Spatial layout entries =
========================================================================

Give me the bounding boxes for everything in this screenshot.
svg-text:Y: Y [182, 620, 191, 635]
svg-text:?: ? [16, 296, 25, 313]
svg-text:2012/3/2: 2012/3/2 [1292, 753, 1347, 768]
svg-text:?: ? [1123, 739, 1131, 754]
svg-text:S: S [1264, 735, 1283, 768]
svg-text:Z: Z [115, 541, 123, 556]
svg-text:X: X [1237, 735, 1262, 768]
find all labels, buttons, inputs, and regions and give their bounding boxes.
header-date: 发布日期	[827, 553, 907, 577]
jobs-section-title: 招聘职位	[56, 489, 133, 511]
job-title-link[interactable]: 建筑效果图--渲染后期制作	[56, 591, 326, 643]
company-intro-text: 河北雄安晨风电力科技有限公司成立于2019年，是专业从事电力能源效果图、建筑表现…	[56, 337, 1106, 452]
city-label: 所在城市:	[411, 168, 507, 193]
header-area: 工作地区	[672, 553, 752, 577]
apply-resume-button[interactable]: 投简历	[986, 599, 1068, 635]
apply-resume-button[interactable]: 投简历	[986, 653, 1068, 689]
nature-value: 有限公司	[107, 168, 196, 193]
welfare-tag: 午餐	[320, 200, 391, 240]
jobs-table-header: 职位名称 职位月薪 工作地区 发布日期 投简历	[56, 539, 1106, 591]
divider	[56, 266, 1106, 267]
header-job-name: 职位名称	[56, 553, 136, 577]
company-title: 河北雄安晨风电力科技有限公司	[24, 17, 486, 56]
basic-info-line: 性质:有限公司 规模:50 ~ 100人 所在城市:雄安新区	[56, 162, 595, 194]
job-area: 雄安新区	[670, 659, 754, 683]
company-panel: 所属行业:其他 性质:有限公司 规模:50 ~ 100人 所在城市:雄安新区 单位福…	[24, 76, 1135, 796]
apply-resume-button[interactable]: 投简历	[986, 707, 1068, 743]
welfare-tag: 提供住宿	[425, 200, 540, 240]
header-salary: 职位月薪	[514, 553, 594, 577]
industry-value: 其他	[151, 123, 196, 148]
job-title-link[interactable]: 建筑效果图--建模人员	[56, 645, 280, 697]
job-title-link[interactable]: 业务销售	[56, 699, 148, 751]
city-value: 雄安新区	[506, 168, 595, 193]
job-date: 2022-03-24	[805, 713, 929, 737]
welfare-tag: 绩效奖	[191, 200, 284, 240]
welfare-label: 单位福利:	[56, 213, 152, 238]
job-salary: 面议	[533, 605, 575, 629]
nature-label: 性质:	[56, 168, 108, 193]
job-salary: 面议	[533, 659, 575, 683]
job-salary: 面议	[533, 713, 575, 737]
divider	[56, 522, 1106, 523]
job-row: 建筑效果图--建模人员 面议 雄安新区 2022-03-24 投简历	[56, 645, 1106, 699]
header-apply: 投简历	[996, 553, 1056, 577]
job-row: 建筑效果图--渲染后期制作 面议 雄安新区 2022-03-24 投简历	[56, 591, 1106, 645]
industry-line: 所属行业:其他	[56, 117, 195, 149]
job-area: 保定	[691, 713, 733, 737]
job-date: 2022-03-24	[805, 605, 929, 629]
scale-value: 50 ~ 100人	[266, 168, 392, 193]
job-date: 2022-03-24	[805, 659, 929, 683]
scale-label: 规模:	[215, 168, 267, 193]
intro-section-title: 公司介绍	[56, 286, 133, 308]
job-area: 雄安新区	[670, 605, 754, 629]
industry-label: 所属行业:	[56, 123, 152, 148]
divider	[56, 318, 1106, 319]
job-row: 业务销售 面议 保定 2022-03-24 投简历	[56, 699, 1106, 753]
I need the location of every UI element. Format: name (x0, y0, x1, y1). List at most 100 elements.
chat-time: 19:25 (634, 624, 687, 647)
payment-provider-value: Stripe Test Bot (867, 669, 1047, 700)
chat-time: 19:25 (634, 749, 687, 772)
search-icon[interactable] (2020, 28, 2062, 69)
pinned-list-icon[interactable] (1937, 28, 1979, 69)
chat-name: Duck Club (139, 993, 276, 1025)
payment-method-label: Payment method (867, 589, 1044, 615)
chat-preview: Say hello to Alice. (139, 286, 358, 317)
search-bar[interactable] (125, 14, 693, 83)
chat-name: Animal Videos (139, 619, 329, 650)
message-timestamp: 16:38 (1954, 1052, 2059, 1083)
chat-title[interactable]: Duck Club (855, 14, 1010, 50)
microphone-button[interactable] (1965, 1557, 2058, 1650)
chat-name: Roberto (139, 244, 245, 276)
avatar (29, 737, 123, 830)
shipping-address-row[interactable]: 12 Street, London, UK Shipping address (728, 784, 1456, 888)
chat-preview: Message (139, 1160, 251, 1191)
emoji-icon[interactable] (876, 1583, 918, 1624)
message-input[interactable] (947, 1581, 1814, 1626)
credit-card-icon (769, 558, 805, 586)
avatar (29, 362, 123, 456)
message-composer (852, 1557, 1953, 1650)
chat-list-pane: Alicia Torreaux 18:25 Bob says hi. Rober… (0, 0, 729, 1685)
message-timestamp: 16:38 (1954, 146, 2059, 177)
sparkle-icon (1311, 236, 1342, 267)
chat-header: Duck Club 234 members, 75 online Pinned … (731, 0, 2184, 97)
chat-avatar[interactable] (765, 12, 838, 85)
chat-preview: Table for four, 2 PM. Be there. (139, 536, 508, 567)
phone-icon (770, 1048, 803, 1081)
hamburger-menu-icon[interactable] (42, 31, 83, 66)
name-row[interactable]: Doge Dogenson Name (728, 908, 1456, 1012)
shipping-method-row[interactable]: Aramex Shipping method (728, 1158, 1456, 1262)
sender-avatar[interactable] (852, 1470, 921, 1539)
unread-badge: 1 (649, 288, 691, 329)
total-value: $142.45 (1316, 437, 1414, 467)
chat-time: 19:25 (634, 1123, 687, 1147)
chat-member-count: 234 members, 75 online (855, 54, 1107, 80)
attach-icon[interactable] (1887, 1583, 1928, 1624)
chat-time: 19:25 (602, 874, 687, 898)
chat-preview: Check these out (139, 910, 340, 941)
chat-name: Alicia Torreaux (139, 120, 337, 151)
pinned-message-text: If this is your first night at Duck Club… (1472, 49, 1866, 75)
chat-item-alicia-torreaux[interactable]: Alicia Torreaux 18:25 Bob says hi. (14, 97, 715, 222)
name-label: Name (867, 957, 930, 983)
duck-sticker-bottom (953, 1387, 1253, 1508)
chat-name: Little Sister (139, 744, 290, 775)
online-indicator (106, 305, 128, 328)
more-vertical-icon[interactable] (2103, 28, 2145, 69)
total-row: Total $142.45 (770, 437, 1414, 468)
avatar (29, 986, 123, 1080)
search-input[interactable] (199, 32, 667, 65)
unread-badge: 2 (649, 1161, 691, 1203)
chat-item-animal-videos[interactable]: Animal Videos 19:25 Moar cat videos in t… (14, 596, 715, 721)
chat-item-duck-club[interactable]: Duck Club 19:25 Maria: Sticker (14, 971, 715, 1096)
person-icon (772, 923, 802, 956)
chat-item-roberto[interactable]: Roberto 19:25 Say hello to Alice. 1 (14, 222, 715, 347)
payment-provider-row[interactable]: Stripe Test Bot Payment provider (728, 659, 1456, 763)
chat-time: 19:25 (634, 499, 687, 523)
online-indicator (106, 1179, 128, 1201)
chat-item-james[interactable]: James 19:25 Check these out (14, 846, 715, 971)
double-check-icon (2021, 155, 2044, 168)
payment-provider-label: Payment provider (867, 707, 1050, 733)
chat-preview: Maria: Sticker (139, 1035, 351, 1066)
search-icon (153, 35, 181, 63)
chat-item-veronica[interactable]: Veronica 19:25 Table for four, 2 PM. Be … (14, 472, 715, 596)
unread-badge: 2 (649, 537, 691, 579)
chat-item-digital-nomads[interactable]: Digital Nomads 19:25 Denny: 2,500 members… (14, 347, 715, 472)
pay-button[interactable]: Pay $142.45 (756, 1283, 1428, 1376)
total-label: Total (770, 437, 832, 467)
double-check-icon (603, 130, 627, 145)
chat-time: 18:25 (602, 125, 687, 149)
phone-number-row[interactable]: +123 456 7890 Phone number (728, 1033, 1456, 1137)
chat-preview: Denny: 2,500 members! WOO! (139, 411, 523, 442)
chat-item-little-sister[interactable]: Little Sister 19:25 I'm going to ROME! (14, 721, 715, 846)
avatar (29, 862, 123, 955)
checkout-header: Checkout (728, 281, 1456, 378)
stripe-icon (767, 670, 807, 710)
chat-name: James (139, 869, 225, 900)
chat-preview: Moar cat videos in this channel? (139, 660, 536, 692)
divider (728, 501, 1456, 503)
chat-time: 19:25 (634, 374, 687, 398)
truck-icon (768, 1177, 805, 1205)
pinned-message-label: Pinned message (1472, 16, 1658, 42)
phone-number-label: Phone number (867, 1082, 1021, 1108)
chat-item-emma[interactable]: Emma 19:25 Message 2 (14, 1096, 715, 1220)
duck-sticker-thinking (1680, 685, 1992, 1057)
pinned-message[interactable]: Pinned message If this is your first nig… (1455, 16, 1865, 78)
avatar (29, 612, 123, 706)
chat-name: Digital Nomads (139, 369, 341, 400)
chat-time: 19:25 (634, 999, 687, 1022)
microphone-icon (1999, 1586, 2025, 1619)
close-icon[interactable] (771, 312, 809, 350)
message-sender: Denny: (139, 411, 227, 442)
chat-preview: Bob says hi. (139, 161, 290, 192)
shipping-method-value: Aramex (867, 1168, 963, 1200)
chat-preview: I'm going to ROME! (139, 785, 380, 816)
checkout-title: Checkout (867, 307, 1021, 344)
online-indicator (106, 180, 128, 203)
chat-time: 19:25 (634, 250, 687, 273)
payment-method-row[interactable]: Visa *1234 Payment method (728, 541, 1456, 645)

========================================================================

WHAT TO DO = Can you express the stretch of the entries from the start through the line containing "svg-text:X: X [1237, 735, 1262, 768]" as a Markdown table, with a Row column holding each line's number and an Entry column holding the line itself, and with blank lines left out?

ANSWER TO THE PROBLEM =
| Row | Entry |
|---|---|
| 1 | Give me the bounding boxes for everything in this screenshot. |
| 2 | svg-text:Y: Y [182, 620, 191, 635] |
| 3 | svg-text:?: ? [16, 296, 25, 313] |
| 4 | svg-text:2012/3/2: 2012/3/2 [1292, 753, 1347, 768] |
| 5 | svg-text:?: ? [1123, 739, 1131, 754] |
| 6 | svg-text:S: S [1264, 735, 1283, 768] |
| 7 | svg-text:Z: Z [115, 541, 123, 556] |
| 8 | svg-text:X: X [1237, 735, 1262, 768] |